/---
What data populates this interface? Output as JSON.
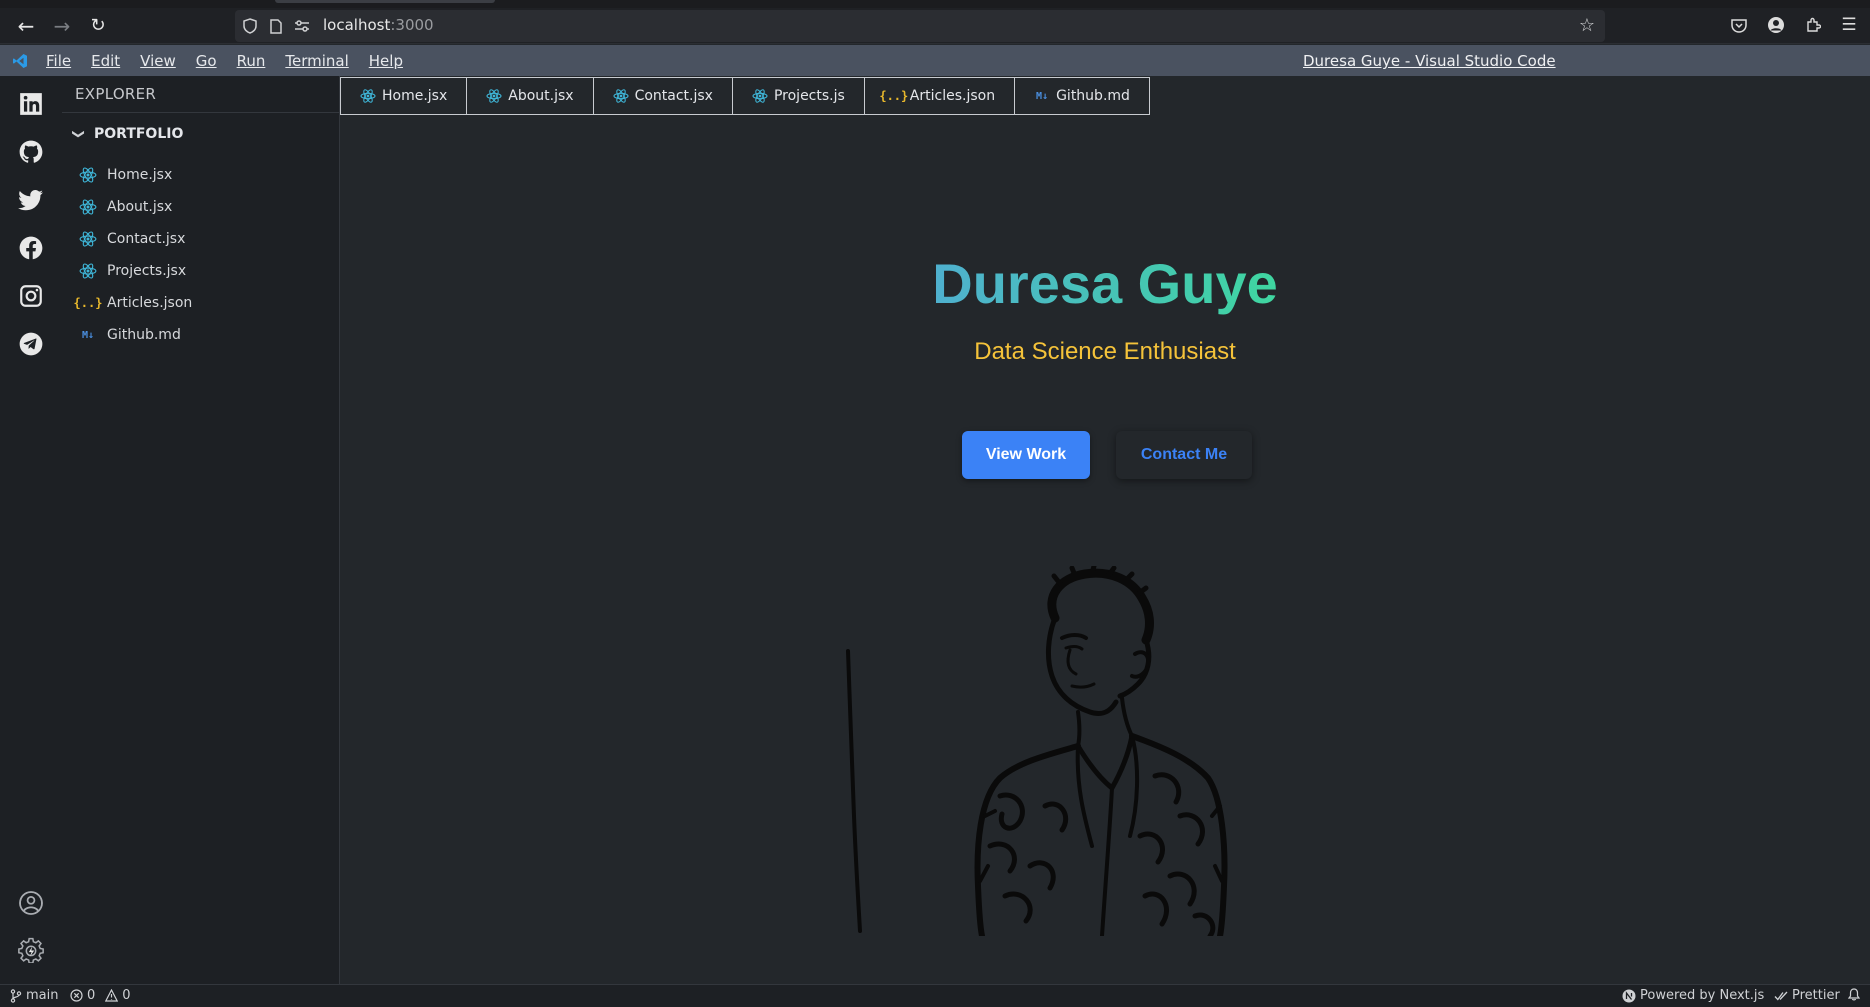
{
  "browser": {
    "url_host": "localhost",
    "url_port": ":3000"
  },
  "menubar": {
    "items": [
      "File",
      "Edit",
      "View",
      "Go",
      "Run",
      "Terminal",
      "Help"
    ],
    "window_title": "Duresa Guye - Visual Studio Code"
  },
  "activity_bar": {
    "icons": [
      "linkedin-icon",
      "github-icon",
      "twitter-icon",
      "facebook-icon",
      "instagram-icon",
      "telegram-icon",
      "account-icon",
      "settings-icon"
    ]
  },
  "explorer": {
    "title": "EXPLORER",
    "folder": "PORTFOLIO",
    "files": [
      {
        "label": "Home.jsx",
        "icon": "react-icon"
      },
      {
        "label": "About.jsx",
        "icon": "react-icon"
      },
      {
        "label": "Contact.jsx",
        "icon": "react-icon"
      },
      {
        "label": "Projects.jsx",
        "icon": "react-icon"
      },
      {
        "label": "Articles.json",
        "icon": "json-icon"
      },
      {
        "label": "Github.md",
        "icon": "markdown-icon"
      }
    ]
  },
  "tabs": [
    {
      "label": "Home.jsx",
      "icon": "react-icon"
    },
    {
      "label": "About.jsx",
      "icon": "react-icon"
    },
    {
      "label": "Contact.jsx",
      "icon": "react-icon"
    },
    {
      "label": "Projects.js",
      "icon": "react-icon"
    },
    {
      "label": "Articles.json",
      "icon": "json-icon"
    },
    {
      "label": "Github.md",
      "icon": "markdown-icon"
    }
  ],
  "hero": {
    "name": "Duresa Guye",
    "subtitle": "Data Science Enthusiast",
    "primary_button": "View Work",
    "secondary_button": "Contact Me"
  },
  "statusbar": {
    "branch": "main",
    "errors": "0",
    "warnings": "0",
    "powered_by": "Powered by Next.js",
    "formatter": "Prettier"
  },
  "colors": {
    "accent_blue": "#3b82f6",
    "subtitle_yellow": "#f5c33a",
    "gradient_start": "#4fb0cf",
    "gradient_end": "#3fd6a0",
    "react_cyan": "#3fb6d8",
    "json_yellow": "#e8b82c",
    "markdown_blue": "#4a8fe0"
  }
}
\---
/---
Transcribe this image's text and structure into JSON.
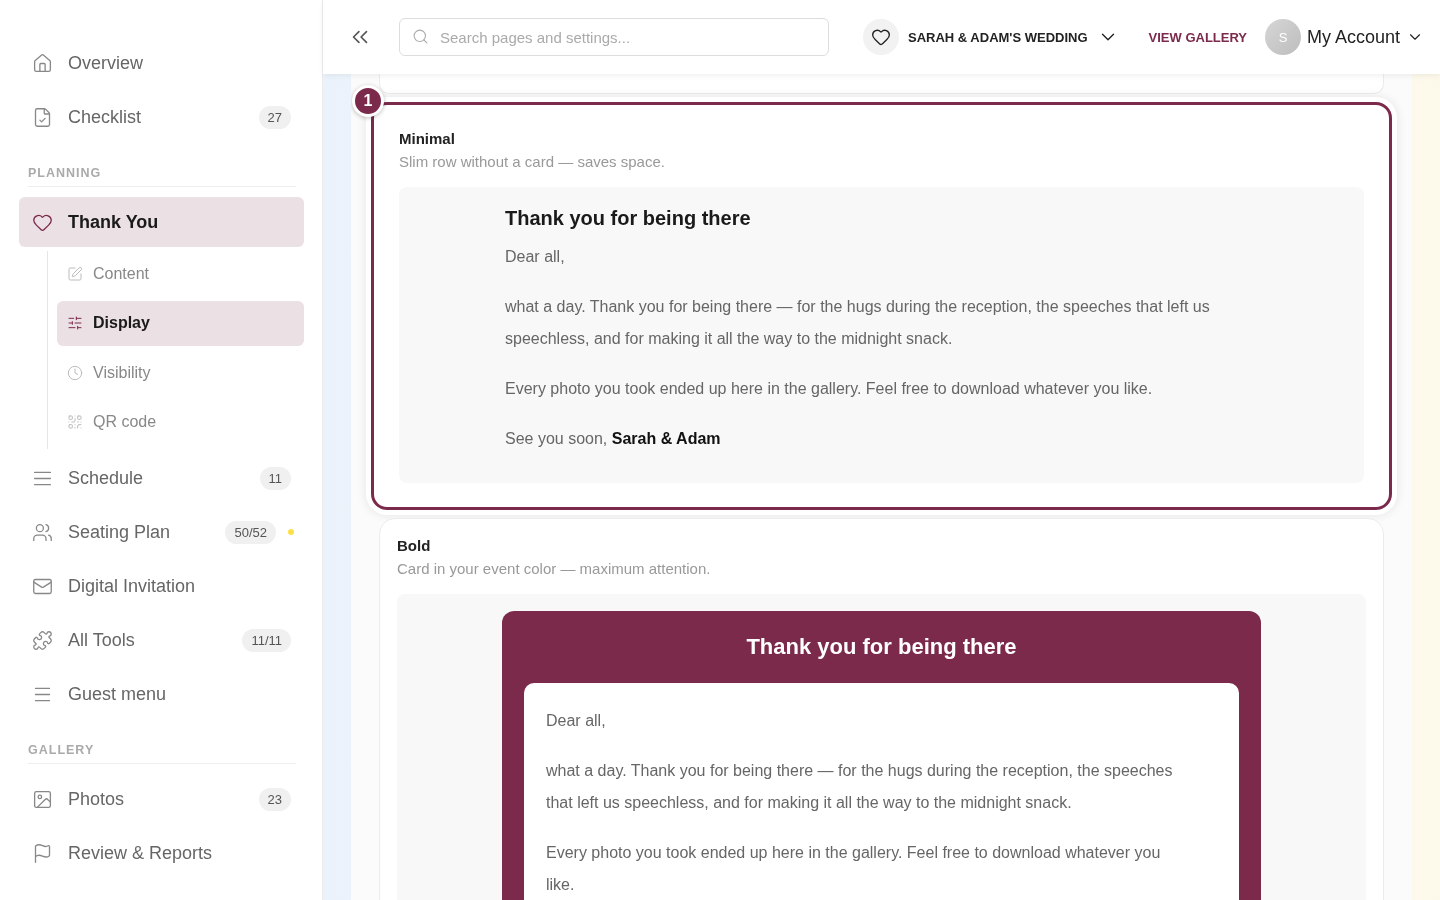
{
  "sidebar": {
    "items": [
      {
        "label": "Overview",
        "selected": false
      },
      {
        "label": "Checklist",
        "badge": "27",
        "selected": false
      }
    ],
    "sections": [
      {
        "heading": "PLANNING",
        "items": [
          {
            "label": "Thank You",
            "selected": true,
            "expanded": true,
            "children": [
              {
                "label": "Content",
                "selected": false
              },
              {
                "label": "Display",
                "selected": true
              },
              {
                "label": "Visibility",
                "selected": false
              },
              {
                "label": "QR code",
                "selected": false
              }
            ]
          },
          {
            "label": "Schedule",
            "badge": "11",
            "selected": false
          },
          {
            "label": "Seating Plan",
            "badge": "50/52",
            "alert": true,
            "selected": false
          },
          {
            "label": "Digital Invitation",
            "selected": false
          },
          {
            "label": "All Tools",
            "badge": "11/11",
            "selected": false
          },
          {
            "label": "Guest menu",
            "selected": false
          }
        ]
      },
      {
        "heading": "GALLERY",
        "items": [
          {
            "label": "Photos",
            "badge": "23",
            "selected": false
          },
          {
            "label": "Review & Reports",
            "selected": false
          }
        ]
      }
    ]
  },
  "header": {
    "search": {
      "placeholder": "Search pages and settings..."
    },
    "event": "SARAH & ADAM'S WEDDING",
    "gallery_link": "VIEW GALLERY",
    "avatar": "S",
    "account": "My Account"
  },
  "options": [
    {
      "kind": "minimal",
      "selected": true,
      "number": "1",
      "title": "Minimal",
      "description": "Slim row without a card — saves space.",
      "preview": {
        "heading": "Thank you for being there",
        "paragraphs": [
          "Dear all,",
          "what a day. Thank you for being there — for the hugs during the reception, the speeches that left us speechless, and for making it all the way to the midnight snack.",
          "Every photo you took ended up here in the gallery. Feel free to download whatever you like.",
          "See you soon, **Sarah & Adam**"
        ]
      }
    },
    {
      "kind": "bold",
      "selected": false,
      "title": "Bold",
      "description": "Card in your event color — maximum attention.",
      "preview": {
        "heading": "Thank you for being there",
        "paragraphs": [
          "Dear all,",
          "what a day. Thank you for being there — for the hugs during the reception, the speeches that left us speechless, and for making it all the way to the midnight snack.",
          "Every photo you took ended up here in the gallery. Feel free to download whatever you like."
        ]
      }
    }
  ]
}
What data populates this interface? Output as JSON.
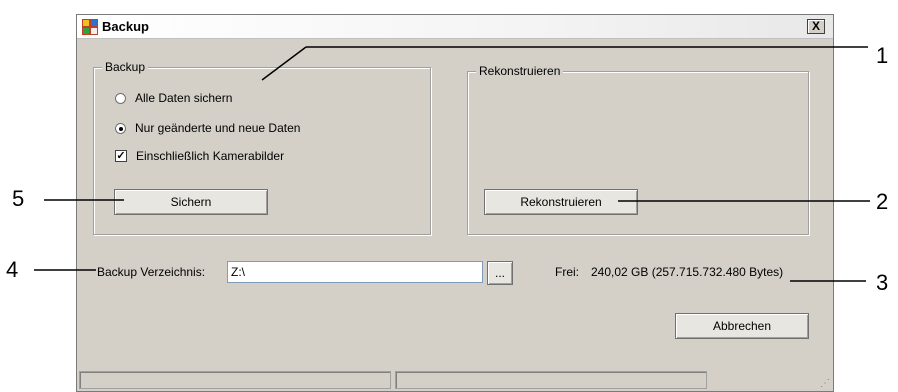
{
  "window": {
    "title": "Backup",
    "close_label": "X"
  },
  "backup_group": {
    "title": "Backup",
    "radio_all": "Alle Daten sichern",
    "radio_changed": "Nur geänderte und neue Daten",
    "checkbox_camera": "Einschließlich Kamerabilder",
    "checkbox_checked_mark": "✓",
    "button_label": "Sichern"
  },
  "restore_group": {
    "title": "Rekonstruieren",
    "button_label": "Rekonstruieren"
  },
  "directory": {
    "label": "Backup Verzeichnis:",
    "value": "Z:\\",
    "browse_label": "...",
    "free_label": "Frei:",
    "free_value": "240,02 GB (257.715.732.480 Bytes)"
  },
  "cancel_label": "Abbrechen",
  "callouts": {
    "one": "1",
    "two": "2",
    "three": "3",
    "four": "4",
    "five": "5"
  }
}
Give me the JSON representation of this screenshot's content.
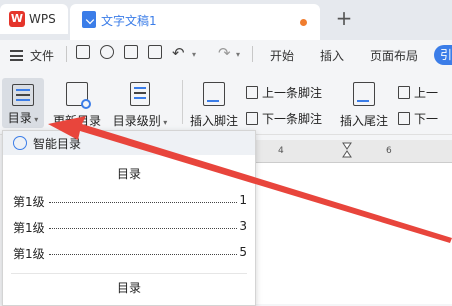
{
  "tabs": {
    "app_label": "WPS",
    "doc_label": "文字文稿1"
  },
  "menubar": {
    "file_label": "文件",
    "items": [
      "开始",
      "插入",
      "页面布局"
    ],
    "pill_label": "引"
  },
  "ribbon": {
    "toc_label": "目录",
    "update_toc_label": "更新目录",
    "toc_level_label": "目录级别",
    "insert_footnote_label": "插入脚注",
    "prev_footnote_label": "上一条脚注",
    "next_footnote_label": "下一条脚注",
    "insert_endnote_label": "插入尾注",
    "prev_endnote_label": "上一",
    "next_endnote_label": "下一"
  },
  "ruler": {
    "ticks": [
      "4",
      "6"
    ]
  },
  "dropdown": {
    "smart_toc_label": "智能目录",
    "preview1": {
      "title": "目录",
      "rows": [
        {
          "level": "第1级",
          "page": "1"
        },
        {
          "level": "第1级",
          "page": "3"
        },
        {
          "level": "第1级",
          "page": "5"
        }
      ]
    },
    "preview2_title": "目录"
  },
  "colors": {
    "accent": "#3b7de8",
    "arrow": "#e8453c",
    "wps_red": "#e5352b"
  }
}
\---
WORK INSTRUCTIONS: Note each line of the entries that has "description" in it, and copy those lines.

FINAL ANSWER:
      "description": "Slim row without a card — saves space.",
      "description": "Card in your event color — maximum attention.",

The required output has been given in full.